- **Given entries**

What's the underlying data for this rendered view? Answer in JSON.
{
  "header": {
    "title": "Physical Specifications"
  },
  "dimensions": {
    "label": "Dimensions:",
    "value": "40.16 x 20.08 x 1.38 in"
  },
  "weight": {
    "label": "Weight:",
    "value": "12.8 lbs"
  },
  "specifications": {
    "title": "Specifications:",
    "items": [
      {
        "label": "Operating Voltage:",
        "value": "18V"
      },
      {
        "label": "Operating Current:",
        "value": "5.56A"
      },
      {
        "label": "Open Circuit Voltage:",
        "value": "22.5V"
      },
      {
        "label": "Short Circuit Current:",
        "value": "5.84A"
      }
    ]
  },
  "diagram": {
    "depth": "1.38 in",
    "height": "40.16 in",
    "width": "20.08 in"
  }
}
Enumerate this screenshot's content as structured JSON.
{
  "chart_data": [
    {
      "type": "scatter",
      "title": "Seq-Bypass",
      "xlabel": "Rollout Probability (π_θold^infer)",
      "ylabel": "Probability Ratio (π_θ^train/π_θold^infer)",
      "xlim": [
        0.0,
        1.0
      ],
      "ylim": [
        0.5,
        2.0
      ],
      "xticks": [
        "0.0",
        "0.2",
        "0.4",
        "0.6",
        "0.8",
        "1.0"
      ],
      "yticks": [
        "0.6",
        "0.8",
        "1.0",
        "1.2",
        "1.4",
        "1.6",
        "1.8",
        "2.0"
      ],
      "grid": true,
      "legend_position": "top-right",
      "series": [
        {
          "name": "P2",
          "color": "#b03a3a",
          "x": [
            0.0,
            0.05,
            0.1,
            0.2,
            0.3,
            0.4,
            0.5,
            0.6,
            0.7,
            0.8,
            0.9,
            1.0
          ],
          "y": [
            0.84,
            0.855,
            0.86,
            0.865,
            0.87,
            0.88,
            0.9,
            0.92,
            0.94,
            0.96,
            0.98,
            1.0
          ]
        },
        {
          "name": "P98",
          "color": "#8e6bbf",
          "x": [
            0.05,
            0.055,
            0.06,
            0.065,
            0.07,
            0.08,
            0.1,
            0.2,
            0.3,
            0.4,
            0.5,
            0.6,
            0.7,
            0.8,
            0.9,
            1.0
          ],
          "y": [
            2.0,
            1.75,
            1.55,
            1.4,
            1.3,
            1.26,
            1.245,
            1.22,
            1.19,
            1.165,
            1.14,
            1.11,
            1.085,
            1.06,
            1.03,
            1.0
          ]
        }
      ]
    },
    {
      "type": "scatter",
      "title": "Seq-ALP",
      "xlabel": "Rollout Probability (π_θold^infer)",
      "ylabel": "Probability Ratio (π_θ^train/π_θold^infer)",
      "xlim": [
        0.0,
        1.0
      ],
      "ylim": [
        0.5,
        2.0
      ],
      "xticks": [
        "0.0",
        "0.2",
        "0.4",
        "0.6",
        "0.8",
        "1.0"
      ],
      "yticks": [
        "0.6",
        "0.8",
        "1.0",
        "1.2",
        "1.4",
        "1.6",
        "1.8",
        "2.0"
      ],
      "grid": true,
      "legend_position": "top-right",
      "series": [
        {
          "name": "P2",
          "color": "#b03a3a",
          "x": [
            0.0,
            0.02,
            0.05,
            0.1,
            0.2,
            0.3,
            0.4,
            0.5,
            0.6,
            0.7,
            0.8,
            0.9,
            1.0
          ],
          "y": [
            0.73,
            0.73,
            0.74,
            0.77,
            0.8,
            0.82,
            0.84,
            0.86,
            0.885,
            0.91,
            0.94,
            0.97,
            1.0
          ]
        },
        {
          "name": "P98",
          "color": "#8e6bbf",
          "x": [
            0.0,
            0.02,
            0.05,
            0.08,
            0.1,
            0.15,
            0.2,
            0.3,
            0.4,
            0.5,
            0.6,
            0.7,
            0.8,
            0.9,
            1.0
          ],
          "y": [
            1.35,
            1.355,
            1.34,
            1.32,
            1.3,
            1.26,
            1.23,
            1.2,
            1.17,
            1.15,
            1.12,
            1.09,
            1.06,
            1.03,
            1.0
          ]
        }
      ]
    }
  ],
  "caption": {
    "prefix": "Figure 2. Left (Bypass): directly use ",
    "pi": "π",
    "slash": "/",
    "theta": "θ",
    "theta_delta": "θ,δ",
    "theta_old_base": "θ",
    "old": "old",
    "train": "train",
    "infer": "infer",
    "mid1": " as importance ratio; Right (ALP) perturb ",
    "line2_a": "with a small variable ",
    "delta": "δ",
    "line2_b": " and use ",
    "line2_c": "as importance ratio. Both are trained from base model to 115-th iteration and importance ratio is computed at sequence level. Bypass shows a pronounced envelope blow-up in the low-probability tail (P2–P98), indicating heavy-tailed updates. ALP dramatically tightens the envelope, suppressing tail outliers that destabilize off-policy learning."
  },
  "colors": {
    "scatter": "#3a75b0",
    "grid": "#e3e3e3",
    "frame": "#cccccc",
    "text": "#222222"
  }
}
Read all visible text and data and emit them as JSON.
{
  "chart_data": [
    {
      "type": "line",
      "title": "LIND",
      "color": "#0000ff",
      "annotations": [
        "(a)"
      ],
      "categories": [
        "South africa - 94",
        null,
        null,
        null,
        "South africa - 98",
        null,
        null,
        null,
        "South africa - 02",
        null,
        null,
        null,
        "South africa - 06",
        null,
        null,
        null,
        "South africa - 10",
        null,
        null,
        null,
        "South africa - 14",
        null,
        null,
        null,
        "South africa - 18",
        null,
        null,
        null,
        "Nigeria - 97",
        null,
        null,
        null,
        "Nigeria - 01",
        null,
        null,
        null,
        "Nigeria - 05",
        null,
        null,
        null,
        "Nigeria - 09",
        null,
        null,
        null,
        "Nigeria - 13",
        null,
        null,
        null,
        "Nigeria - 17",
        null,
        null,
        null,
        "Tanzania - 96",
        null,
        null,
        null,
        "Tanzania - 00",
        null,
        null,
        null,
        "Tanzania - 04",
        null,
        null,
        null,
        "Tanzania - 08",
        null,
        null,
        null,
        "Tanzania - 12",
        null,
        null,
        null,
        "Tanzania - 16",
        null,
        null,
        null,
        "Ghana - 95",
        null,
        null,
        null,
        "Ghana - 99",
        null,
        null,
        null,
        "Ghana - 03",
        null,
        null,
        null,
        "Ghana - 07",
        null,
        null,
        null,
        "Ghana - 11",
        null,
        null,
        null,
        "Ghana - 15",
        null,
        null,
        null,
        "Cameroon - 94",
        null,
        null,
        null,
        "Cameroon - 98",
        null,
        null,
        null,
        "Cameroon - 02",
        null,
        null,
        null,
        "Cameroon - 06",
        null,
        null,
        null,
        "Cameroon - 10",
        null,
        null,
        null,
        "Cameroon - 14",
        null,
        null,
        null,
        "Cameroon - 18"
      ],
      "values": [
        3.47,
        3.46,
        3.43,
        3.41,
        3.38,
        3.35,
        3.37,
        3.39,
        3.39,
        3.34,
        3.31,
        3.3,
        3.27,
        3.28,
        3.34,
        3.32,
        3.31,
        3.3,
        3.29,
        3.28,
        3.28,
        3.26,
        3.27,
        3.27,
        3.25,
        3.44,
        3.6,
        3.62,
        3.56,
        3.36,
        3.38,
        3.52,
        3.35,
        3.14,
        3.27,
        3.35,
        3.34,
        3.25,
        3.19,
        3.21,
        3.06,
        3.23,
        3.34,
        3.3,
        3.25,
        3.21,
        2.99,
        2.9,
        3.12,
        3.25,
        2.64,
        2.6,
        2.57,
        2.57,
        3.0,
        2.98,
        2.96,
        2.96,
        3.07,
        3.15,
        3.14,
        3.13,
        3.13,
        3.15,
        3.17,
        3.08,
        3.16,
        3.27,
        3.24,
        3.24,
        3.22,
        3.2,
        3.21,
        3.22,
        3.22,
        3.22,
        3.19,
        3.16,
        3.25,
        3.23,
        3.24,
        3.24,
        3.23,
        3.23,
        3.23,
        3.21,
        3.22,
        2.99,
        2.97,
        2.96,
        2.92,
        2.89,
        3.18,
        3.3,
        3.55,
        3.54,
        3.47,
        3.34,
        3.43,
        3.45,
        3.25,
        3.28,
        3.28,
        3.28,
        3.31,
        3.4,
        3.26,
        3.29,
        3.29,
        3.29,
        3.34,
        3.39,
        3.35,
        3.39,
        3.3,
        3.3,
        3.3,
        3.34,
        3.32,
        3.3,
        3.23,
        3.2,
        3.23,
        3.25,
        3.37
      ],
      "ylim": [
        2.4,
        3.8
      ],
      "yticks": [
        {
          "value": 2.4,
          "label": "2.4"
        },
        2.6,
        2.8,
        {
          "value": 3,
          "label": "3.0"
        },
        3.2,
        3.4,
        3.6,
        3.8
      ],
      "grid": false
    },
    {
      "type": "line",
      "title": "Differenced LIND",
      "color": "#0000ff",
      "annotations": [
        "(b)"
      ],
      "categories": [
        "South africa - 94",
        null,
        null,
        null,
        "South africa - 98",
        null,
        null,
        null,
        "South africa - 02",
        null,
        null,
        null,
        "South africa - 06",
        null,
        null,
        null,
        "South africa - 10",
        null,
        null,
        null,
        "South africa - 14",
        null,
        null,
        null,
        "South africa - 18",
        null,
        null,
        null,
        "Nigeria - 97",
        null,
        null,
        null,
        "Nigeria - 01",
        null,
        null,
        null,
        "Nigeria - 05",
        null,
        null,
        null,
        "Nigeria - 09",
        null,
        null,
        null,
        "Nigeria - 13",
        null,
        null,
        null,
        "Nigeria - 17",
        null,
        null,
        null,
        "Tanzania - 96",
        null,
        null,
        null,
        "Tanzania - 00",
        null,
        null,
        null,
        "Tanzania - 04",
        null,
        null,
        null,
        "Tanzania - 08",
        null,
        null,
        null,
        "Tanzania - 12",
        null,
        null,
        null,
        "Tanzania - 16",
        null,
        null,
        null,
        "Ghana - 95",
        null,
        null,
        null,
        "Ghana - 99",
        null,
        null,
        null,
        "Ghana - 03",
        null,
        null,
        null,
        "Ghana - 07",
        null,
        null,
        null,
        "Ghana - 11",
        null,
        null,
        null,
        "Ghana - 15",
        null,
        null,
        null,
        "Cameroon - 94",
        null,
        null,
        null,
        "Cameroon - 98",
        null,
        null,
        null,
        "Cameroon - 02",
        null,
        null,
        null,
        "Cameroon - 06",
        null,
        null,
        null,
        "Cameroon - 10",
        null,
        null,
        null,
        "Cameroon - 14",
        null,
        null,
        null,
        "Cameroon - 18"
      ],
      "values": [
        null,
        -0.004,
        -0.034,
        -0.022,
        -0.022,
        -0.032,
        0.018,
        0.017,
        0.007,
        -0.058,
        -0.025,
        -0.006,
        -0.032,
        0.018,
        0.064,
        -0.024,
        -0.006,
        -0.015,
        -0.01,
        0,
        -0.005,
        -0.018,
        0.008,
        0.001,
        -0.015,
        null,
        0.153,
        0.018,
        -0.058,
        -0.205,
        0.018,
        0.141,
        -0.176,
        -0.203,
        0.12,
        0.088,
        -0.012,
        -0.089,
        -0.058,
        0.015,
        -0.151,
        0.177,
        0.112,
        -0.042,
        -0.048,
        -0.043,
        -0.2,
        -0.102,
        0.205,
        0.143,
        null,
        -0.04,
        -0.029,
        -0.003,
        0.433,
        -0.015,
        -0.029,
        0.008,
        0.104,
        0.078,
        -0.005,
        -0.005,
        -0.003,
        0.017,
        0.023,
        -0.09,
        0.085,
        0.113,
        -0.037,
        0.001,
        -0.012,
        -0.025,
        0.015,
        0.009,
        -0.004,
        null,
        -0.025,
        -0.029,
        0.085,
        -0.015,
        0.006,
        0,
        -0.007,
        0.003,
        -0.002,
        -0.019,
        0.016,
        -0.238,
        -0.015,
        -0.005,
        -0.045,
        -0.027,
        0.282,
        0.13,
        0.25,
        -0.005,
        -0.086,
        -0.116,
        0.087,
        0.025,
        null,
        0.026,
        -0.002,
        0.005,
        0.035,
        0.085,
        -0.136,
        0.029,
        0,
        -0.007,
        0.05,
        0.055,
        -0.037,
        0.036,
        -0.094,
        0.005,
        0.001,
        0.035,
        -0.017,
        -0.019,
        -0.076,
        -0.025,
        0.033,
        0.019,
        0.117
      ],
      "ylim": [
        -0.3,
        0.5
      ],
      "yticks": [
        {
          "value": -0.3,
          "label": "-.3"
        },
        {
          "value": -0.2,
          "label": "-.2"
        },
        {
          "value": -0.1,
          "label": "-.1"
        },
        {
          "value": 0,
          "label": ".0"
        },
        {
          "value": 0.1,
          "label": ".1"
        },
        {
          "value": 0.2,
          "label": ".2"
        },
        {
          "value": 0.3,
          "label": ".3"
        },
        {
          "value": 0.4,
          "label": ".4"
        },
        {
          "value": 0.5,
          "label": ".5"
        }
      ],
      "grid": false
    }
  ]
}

- **What is asked**
Lines holding the word "Current" should be counted across the entries; state only how many there are.

- **The answer**
2